§ **Spatial annotation entries**
____________________
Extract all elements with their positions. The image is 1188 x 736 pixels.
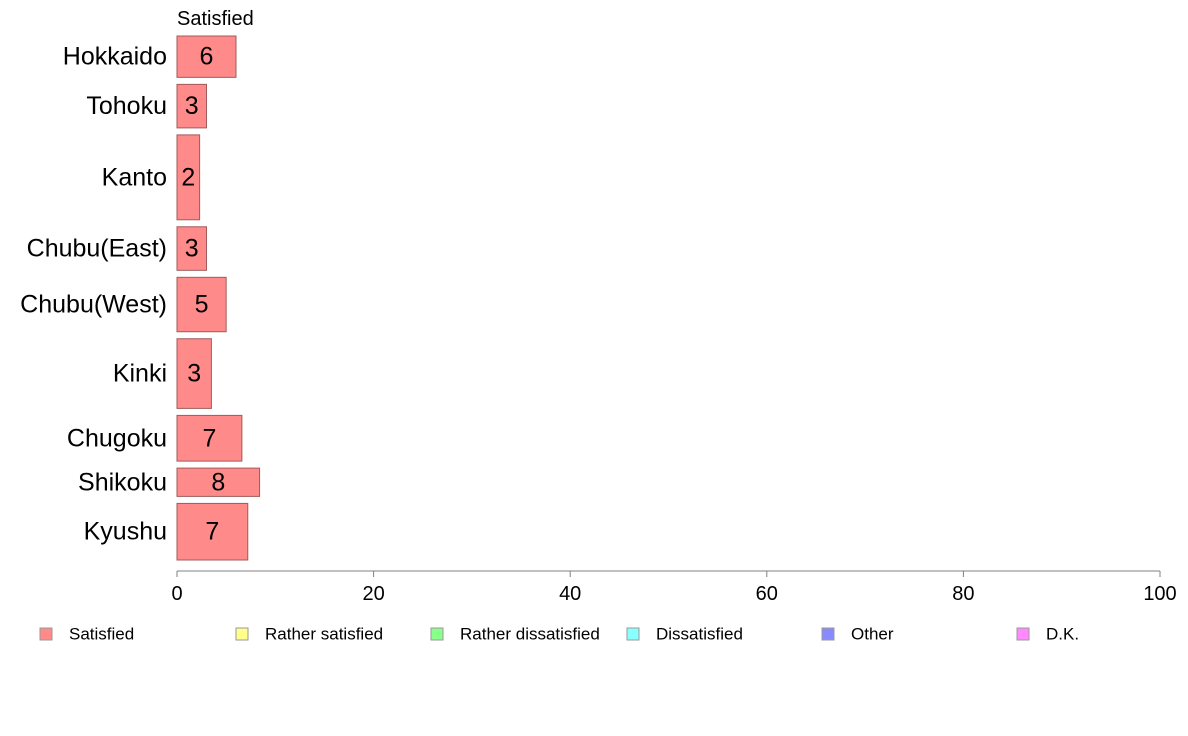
category-label-kinki: Kinki: [113, 360, 167, 388]
bar-chubu-west-s0: [176, 276, 227, 333]
category-label-chubu-west: Chubu(West): [20, 291, 167, 319]
series-header-label: Satisfied: [177, 8, 254, 30]
category-label-chugoku: Chugoku: [67, 424, 167, 452]
x-tick-label-80: 80: [952, 583, 974, 605]
legend-swatch-d-k: [1016, 627, 1030, 641]
legend-label-rather-dissatisfied: Rather dissatisfied: [460, 625, 600, 644]
data-label-kinki-s0: 3: [187, 360, 201, 388]
legend-swatch-other: [821, 627, 835, 641]
bar-chubu-east-s0: [176, 226, 207, 271]
bar-kyushu-s0: [176, 502, 249, 561]
legend: Satisfied Rather satisfied Rather dissatis…: [39, 625, 1079, 644]
category-label-kyushu: Kyushu: [84, 518, 167, 546]
category-label-hokkaido: Hokkaido: [63, 43, 167, 71]
legend-label-dissatisfied: Dissatisfied: [656, 625, 743, 644]
data-label-shikoku-s0: 8: [211, 468, 225, 496]
x-tick-label-40: 40: [559, 583, 581, 605]
bar-tohoku-s0: [176, 83, 207, 129]
legend-label-d-k: D.K.: [1046, 625, 1079, 644]
x-tick-label-60: 60: [756, 583, 778, 605]
data-label-chubu-west-s0: 5: [195, 291, 209, 319]
x-tick-label-20: 20: [362, 583, 384, 605]
legend-label-satisfied: Satisfied: [69, 625, 134, 644]
legend-swatch-rather-dissatisfied: [430, 627, 444, 641]
data-label-tohoku-s0: 3: [185, 92, 199, 120]
category-labels: Hokkaido Tohoku Kanto Chubu(East) Chubu(West…: [20, 43, 167, 546]
x-tick-label-100: 100: [1143, 583, 1176, 605]
data-label-kanto-s0: 2: [181, 163, 195, 191]
bar-kanto-s0: [176, 134, 201, 221]
bar-chugoku-s0: [176, 414, 243, 462]
x-axis: 0 20 40 60 80 100: [171, 570, 1177, 605]
category-label-kanto: Kanto: [102, 163, 167, 191]
legend-swatch-dissatisfied: [626, 627, 640, 641]
legend-label-other: Other: [851, 625, 894, 644]
legend-label-rather-satisfied: Rather satisfied: [265, 625, 383, 644]
bar-kinki-s0: [176, 338, 212, 409]
legend-swatch-rather-satisfied: [235, 627, 249, 641]
category-label-shikoku: Shikoku: [78, 468, 167, 496]
bar-hokkaido-s0: [176, 35, 237, 78]
data-label-chubu-east-s0: 3: [185, 235, 199, 263]
x-tick-label-0: 0: [171, 583, 182, 605]
data-label-kyushu-s0: 7: [205, 518, 219, 546]
category-label-tohoku: Tohoku: [86, 92, 167, 120]
data-label-hokkaido-s0: 6: [200, 43, 214, 71]
bar-shikoku-s0: [176, 467, 261, 497]
data-label-chugoku-s0: 7: [202, 424, 216, 452]
legend-swatch-satisfied: [39, 627, 53, 641]
category-label-chubu-east: Chubu(East): [27, 235, 167, 263]
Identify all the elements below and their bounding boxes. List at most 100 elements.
____________________
§ **Requirements**
Copy every entry above word for word, and leave the pictures out of your copy.

§ **Result**
Extract all elements with their positions. The image is 1188 x 736 pixels.
category-label-kinki: Kinki: [113, 360, 167, 388]
bar-chubu-west-s0: [176, 276, 227, 333]
category-label-chubu-west: Chubu(West): [20, 291, 167, 319]
series-header-label: Satisfied: [177, 8, 254, 30]
category-label-chugoku: Chugoku: [67, 424, 167, 452]
x-tick-label-80: 80: [952, 583, 974, 605]
legend-swatch-d-k: [1016, 627, 1030, 641]
legend-label-rather-dissatisfied: Rather dissatisfied: [460, 625, 600, 644]
data-label-kinki-s0: 3: [187, 360, 201, 388]
legend-swatch-other: [821, 627, 835, 641]
bar-chubu-east-s0: [176, 226, 207, 271]
bar-kyushu-s0: [176, 502, 249, 561]
legend: Satisfied Rather satisfied Rather dissatis…: [39, 625, 1079, 644]
category-label-kyushu: Kyushu: [84, 518, 167, 546]
category-label-hokkaido: Hokkaido: [63, 43, 167, 71]
legend-label-dissatisfied: Dissatisfied: [656, 625, 743, 644]
data-label-shikoku-s0: 8: [211, 468, 225, 496]
x-tick-label-40: 40: [559, 583, 581, 605]
bar-tohoku-s0: [176, 83, 207, 129]
legend-label-d-k: D.K.: [1046, 625, 1079, 644]
x-tick-label-60: 60: [756, 583, 778, 605]
data-label-chubu-west-s0: 5: [195, 291, 209, 319]
x-tick-label-20: 20: [362, 583, 384, 605]
legend-label-satisfied: Satisfied: [69, 625, 134, 644]
legend-swatch-rather-dissatisfied: [430, 627, 444, 641]
data-label-tohoku-s0: 3: [185, 92, 199, 120]
category-labels: Hokkaido Tohoku Kanto Chubu(East) Chubu(West…: [20, 43, 167, 546]
x-tick-label-100: 100: [1143, 583, 1176, 605]
data-label-kanto-s0: 2: [181, 163, 195, 191]
bar-kanto-s0: [176, 134, 201, 221]
bar-chugoku-s0: [176, 414, 243, 462]
x-axis: 0 20 40 60 80 100: [171, 570, 1177, 605]
category-label-kanto: Kanto: [102, 163, 167, 191]
legend-swatch-dissatisfied: [626, 627, 640, 641]
legend-label-other: Other: [851, 625, 894, 644]
legend-label-rather-satisfied: Rather satisfied: [265, 625, 383, 644]
bar-kinki-s0: [176, 338, 212, 409]
legend-swatch-rather-satisfied: [235, 627, 249, 641]
category-label-shikoku: Shikoku: [78, 468, 167, 496]
bar-hokkaido-s0: [176, 35, 237, 78]
data-label-chubu-east-s0: 3: [185, 235, 199, 263]
x-tick-label-0: 0: [171, 583, 182, 605]
data-label-kyushu-s0: 7: [205, 518, 219, 546]
category-label-tohoku: Tohoku: [86, 92, 167, 120]
data-label-hokkaido-s0: 6: [200, 43, 214, 71]
bar-shikoku-s0: [176, 467, 261, 497]
data-label-chugoku-s0: 7: [202, 424, 216, 452]
legend-swatch-satisfied: [39, 627, 53, 641]
category-label-chubu-east: Chubu(East): [27, 235, 167, 263]
Identify all the elements below and their bounding boxes. List at most 100 elements.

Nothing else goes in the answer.